## Challenge:
Take the records underneath and set them down exactly.

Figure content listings
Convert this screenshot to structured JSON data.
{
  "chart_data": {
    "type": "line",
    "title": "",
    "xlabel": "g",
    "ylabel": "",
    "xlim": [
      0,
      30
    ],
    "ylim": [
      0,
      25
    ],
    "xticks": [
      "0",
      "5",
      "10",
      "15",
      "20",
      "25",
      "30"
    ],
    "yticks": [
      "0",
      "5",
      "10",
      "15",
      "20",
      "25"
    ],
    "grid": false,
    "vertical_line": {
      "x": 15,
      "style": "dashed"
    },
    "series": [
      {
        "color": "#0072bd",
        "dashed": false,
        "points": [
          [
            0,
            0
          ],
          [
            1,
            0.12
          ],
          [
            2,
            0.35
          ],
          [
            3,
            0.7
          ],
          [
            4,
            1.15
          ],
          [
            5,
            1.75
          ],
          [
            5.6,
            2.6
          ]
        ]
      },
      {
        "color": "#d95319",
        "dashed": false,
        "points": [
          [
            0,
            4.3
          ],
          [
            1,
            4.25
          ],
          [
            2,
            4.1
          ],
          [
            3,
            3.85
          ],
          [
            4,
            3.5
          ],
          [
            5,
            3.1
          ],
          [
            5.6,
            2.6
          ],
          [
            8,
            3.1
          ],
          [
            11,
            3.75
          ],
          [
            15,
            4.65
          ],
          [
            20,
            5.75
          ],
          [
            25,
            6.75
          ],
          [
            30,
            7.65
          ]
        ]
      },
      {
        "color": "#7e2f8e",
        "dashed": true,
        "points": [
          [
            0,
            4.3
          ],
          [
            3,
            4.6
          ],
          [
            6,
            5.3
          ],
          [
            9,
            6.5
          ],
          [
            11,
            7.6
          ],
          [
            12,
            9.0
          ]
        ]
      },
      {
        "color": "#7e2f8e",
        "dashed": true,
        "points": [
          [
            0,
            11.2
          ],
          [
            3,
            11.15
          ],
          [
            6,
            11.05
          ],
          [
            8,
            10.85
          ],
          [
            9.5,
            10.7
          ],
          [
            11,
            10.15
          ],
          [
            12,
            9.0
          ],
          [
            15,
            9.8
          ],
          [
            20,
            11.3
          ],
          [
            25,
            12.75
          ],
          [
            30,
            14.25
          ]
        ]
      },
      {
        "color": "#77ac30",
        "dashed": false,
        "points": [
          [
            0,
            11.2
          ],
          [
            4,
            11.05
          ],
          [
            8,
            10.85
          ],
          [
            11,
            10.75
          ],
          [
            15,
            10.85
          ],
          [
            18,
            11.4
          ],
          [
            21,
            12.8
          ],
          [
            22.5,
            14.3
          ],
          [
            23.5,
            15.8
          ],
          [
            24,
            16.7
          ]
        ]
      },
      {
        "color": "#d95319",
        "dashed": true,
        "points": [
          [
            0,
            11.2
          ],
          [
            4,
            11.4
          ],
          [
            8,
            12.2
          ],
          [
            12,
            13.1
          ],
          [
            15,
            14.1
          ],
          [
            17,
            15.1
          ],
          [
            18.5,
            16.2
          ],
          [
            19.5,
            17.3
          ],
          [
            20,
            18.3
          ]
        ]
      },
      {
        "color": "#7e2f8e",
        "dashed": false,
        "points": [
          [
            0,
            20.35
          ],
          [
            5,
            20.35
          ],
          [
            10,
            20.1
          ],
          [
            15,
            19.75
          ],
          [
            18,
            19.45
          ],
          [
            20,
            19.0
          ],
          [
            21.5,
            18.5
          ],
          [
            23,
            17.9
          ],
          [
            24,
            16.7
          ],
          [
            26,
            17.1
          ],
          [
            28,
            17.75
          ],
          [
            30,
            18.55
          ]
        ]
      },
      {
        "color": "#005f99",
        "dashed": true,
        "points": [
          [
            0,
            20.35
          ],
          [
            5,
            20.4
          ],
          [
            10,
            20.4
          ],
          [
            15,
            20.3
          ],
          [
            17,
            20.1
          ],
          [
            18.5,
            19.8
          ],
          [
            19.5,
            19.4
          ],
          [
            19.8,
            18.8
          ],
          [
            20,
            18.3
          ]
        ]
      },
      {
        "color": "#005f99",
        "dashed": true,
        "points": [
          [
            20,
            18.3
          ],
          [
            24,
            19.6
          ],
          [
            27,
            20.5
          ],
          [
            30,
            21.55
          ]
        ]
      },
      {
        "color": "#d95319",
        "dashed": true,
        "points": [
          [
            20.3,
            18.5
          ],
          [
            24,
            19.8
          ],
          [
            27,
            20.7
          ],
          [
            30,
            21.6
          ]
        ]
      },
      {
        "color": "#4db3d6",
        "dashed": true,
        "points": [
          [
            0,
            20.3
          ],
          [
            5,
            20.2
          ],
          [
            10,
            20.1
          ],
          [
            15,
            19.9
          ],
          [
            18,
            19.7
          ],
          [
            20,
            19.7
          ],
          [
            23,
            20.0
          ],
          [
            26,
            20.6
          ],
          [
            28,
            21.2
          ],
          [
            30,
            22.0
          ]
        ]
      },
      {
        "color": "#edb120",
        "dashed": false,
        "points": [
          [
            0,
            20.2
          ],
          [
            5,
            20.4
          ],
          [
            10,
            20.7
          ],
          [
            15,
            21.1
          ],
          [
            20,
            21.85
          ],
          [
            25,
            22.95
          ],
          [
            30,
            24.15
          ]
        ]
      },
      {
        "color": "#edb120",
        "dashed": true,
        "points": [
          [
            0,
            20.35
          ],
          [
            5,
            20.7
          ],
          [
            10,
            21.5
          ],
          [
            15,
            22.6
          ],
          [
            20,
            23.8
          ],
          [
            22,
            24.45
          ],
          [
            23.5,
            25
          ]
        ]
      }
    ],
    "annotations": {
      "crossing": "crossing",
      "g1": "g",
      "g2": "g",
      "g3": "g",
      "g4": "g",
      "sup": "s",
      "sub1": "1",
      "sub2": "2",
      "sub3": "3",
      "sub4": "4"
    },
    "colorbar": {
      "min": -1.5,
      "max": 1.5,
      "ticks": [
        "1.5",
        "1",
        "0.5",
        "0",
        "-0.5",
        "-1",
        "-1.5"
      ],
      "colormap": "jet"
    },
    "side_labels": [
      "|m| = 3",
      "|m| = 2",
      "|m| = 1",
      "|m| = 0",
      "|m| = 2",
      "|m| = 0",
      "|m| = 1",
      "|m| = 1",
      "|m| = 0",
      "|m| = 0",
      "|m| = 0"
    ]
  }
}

## Written reply:
Convert this screenshot to structured JSON data.
{
  "chart_data": {
    "type": "line",
    "title": "",
    "xlabel": "g",
    "ylabel": "",
    "xlim": [
      0,
      30
    ],
    "ylim": [
      0,
      25
    ],
    "xticks": [
      "0",
      "5",
      "10",
      "15",
      "20",
      "25",
      "30"
    ],
    "yticks": [
      "0",
      "5",
      "10",
      "15",
      "20",
      "25"
    ],
    "grid": false,
    "vertical_line": {
      "x": 15,
      "style": "dashed"
    },
    "series": [
      {
        "color": "#0072bd",
        "dashed": false,
        "points": [
          [
            0,
            0
          ],
          [
            1,
            0.12
          ],
          [
            2,
            0.35
          ],
          [
            3,
            0.7
          ],
          [
            4,
            1.15
          ],
          [
            5,
            1.75
          ],
          [
            5.6,
            2.6
          ]
        ]
      },
      {
        "color": "#d95319",
        "dashed": false,
        "points": [
          [
            0,
            4.3
          ],
          [
            1,
            4.25
          ],
          [
            2,
            4.1
          ],
          [
            3,
            3.85
          ],
          [
            4,
            3.5
          ],
          [
            5,
            3.1
          ],
          [
            5.6,
            2.6
          ],
          [
            8,
            3.1
          ],
          [
            11,
            3.75
          ],
          [
            15,
            4.65
          ],
          [
            20,
            5.75
          ],
          [
            25,
            6.75
          ],
          [
            30,
            7.65
          ]
        ]
      },
      {
        "color": "#7e2f8e",
        "dashed": true,
        "points": [
          [
            0,
            4.3
          ],
          [
            3,
            4.6
          ],
          [
            6,
            5.3
          ],
          [
            9,
            6.5
          ],
          [
            11,
            7.6
          ],
          [
            12,
            9.0
          ]
        ]
      },
      {
        "color": "#7e2f8e",
        "dashed": true,
        "points": [
          [
            0,
            11.2
          ],
          [
            3,
            11.15
          ],
          [
            6,
            11.05
          ],
          [
            8,
            10.85
          ],
          [
            9.5,
            10.7
          ],
          [
            11,
            10.15
          ],
          [
            12,
            9.0
          ],
          [
            15,
            9.8
          ],
          [
            20,
            11.3
          ],
          [
            25,
            12.75
          ],
          [
            30,
            14.25
          ]
        ]
      },
      {
        "color": "#77ac30",
        "dashed": false,
        "points": [
          [
            0,
            11.2
          ],
          [
            4,
            11.05
          ],
          [
            8,
            10.85
          ],
          [
            11,
            10.75
          ],
          [
            15,
            10.85
          ],
          [
            18,
            11.4
          ],
          [
            21,
            12.8
          ],
          [
            22.5,
            14.3
          ],
          [
            23.5,
            15.8
          ],
          [
            24,
            16.7
          ]
        ]
      },
      {
        "color": "#d95319",
        "dashed": true,
        "points": [
          [
            0,
            11.2
          ],
          [
            4,
            11.4
          ],
          [
            8,
            12.2
          ],
          [
            12,
            13.1
          ],
          [
            15,
            14.1
          ],
          [
            17,
            15.1
          ],
          [
            18.5,
            16.2
          ],
          [
            19.5,
            17.3
          ],
          [
            20,
            18.3
          ]
        ]
      },
      {
        "color": "#7e2f8e",
        "dashed": false,
        "points": [
          [
            0,
            20.35
          ],
          [
            5,
            20.35
          ],
          [
            10,
            20.1
          ],
          [
            15,
            19.75
          ],
          [
            18,
            19.45
          ],
          [
            20,
            19.0
          ],
          [
            21.5,
            18.5
          ],
          [
            23,
            17.9
          ],
          [
            24,
            16.7
          ],
          [
            26,
            17.1
          ],
          [
            28,
            17.75
          ],
          [
            30,
            18.55
          ]
        ]
      },
      {
        "color": "#005f99",
        "dashed": true,
        "points": [
          [
            0,
            20.35
          ],
          [
            5,
            20.4
          ],
          [
            10,
            20.4
          ],
          [
            15,
            20.3
          ],
          [
            17,
            20.1
          ],
          [
            18.5,
            19.8
          ],
          [
            19.5,
            19.4
          ],
          [
            19.8,
            18.8
          ],
          [
            20,
            18.3
          ]
        ]
      },
      {
        "color": "#005f99",
        "dashed": true,
        "points": [
          [
            20,
            18.3
          ],
          [
            24,
            19.6
          ],
          [
            27,
            20.5
          ],
          [
            30,
            21.55
          ]
        ]
      },
      {
        "color": "#d95319",
        "dashed": true,
        "points": [
          [
            20.3,
            18.5
          ],
          [
            24,
            19.8
          ],
          [
            27,
            20.7
          ],
          [
            30,
            21.6
          ]
        ]
      },
      {
        "color": "#4db3d6",
        "dashed": true,
        "points": [
          [
            0,
            20.3
          ],
          [
            5,
            20.2
          ],
          [
            10,
            20.1
          ],
          [
            15,
            19.9
          ],
          [
            18,
            19.7
          ],
          [
            20,
            19.7
          ],
          [
            23,
            20.0
          ],
          [
            26,
            20.6
          ],
          [
            28,
            21.2
          ],
          [
            30,
            22.0
          ]
        ]
      },
      {
        "color": "#edb120",
        "dashed": false,
        "points": [
          [
            0,
            20.2
          ],
          [
            5,
            20.4
          ],
          [
            10,
            20.7
          ],
          [
            15,
            21.1
          ],
          [
            20,
            21.85
          ],
          [
            25,
            22.95
          ],
          [
            30,
            24.15
          ]
        ]
      },
      {
        "color": "#edb120",
        "dashed": true,
        "points": [
          [
            0,
            20.35
          ],
          [
            5,
            20.7
          ],
          [
            10,
            21.5
          ],
          [
            15,
            22.6
          ],
          [
            20,
            23.8
          ],
          [
            22,
            24.45
          ],
          [
            23.5,
            25
          ]
        ]
      }
    ],
    "annotations": {
      "crossing": "crossing",
      "g1": "g",
      "g2": "g",
      "g3": "g",
      "g4": "g",
      "sup": "s",
      "sub1": "1",
      "sub2": "2",
      "sub3": "3",
      "sub4": "4"
    },
    "colorbar": {
      "min": -1.5,
      "max": 1.5,
      "ticks": [
        "1.5",
        "1",
        "0.5",
        "0",
        "-0.5",
        "-1",
        "-1.5"
      ],
      "colormap": "jet"
    },
    "side_labels": [
      "|m| = 3",
      "|m| = 2",
      "|m| = 1",
      "|m| = 0",
      "|m| = 2",
      "|m| = 0",
      "|m| = 1",
      "|m| = 1",
      "|m| = 0",
      "|m| = 0",
      "|m| = 0"
    ]
  }
}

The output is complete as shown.